#### 你的任務:
1 > 根據關於 wget 腳本的摘錄，回答下列問題：
(a) 作者的 wget 位於哪個目錄？
(b) wget 用哪個文件存放它的配置？
(c) 用 -e 指定的配置命令在什麼時候執行？
2 > 把關於 wget 腳本的摘錄中以「用戶可以在不改寫」開頭的段落改寫成條列，保留主要事實。
3 > 從關於 wget 腳本的摘錄最後一句之後接著寫下去。

因為上面的命令行不通，所以，腦洞全開。來吧，讓我們寫一個shell腳本，名稱為wget_cc內容如下

#!/bin/sh

URL="$2"
PATH="$1"

echo "download url: $URL"
echo "download dir: $PATH"

/usr/bin/wget -e robots=off -w 1 -xq -np -nH -pk -m  -t 1 -P "$PATH" "$URL"

echo "success to download"

需要注意的是，我的wget是在/usr/bin目錄下（這里必須寫全路徑），你可以使用which wget這個命令確定你的wget路徑所在，然后替換到腳本中就行了。

這里多加了幾個參數，解釋一下：

-e 用法是‘-e command’

用來執行額外的.wgetrc命令。就像vim的配置存在.vimrc文件中一樣，wget也用.wgetrc文件來存放它的配置。也就是說在wget執行之前，會先執行.wgetrc文件中的配置命令。一個典型的.wgetrc文件可以參考：

http://www.gnu.org/software/wget/manual/html_node/Sample-Wgetrc.html

http://www.gnu.org/software/wget/manual/html_node/Wgetrc-Commands.html

用戶可以在不改寫.wgetrc文件的情況下，用-e選項指定額外的配置命令。如果想要制定多個配置命令，-e command1 -e command2 ... -e commandN即可。這些制定的配置命令，會在.wgetrc中所有命令之后執行，因此會覆蓋.wgetrc中相同的配置項。

從一個集合中提取的資料
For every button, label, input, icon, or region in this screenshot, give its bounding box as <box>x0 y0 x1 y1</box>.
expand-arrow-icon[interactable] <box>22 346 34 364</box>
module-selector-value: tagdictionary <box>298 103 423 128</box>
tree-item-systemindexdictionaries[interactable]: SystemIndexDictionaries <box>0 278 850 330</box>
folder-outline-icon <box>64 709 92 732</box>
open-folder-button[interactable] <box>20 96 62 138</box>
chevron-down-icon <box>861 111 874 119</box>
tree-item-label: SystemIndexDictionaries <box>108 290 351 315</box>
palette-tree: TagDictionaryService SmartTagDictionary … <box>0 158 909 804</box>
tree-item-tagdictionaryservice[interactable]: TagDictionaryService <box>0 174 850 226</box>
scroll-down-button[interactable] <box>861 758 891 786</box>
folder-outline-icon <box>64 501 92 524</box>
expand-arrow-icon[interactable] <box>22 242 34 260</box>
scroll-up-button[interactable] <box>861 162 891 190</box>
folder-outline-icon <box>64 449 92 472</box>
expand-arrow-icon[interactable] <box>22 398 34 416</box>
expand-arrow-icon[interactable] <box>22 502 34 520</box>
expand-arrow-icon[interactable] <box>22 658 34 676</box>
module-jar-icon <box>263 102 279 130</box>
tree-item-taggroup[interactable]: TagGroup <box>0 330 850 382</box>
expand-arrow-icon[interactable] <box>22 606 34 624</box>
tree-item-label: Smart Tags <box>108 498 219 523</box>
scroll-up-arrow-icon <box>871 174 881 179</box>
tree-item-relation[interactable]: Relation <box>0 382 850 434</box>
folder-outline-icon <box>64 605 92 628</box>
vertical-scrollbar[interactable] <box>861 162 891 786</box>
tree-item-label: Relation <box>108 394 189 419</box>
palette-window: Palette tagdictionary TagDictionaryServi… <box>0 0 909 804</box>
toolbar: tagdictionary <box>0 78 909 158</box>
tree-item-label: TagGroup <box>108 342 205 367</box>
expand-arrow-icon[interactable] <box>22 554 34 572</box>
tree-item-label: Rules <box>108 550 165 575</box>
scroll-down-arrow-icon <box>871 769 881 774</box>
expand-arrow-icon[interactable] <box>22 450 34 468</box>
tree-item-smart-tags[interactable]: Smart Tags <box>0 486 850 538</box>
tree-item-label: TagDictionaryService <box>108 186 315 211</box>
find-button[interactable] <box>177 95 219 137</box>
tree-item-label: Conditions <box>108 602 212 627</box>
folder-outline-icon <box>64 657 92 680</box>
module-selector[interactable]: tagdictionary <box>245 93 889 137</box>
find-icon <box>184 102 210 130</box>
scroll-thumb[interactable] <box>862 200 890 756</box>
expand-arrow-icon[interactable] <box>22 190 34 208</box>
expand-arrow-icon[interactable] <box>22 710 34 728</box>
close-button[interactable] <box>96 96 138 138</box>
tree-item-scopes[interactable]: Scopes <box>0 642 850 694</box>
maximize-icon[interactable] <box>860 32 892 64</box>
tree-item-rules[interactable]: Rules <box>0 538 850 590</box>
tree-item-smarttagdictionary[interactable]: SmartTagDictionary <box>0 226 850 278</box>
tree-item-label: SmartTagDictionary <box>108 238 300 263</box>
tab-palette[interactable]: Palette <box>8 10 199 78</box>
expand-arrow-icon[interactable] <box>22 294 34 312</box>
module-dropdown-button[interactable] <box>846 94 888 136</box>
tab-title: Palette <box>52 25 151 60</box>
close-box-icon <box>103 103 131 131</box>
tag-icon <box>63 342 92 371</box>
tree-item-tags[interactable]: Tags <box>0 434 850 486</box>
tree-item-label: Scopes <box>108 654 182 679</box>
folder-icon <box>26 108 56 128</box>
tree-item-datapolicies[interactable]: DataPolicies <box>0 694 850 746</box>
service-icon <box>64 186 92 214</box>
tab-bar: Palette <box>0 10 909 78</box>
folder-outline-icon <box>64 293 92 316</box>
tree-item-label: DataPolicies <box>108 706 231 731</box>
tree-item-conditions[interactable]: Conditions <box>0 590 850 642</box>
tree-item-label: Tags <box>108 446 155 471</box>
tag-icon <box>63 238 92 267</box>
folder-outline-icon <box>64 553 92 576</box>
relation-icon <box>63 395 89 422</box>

#### 各題答案:
1 >
(a) /usr/bin 目錄。
(b) .wgetrc 文件。
(c) 在 .wgetrc 中所有命令之後執行，因此會覆蓋 .wgetrc 中相同的配置項。

2 >
- 不改寫 .wgetrc 文件，也能用 -e 選項指定額外的配置命令。
- 要指定多個配置命令，寫成 -e command1 -e command2 ... -e commandN。
- 這些命令在 .wgetrc 中所有命令之後執行，因此會覆蓋 .wgetrc 中相同的配置項。

3 >
這里robots=off是因為wget默認會根據網站的robots.txt進行操作，如果robots.txt里是User-agent: * Disallow: /的話，wget是做不了鏡像或者下載目錄的。

這就是前面為什么下載不了圖片和其他資源的原因所在了，因為你要爬的HOST禁止蜘蛛去爬它，而wget使用 -e robots=off 這個選項可以通過這個命令繞過這個限制。

-x 創建鏡像網站對應的目錄結構

-q 靜默下載，即不顯示下載信息，你如果想知道wget當前在下載什么資源的話，可以去掉這個選項

-m 它會打開鏡像相關的選項，比如無限深度的子目錄遞歸下載。

-t times 某個資源下載失敗后的重試下載次數

-w seconds 資源請求下載之間的等待時間（減輕服務器的壓力）

剩下有不懂的你就去挖文檔吧。

寫好后保存退出，執行：

chmod 744 wget_cc

OK，這樣腳本就能直接執行，而不用在每條命令前帶 /bin/sh 讓sh去解釋它了。

下面就讓腳本執行起來吧！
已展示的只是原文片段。